→ Exercise goal: Extract the lines that hold the string "data".

→ Entries provided:
★ ★ ★ ★

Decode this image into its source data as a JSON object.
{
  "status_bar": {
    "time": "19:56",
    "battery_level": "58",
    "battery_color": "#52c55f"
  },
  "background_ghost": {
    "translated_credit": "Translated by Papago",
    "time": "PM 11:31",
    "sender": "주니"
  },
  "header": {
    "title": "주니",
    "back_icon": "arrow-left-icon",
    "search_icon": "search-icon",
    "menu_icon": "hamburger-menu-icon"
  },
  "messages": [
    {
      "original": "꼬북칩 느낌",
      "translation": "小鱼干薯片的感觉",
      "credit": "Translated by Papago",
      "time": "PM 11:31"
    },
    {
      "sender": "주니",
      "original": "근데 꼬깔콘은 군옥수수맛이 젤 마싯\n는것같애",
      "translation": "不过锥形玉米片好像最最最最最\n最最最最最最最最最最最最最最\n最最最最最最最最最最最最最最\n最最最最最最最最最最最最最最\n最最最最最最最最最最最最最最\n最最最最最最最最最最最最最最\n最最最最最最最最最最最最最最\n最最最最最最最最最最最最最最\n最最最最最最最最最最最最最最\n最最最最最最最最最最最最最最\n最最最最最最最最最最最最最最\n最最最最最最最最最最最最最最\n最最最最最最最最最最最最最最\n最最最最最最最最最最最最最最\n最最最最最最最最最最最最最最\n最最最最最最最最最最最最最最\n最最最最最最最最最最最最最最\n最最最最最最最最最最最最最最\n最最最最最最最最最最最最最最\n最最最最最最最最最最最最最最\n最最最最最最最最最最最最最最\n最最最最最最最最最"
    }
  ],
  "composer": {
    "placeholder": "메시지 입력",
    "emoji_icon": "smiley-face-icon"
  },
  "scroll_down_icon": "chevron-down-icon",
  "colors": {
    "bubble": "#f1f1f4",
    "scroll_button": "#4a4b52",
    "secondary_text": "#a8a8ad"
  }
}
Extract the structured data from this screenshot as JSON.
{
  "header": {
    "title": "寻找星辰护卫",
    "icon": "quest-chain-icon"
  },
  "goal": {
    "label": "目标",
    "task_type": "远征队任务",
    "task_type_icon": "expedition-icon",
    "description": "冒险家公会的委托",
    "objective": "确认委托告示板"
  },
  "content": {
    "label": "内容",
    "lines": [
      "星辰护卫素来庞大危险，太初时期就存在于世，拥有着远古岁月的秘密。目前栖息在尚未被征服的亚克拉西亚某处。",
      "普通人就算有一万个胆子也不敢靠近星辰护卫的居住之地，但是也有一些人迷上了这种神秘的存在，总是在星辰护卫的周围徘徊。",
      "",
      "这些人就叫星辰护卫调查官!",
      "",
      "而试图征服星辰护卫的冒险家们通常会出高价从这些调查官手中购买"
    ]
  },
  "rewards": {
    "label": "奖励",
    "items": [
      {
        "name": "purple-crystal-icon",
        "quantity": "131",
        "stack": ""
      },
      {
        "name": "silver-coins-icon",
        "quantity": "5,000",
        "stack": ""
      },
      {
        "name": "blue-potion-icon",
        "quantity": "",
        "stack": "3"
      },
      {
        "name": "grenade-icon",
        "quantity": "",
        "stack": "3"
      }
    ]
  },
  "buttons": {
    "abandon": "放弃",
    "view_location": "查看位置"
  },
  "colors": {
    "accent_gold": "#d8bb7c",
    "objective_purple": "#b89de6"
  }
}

★ ★ ★ ★

→ Task solution:
Decode this image into its source data as a JSON object.
Extract the structured data from this screenshot as JSON.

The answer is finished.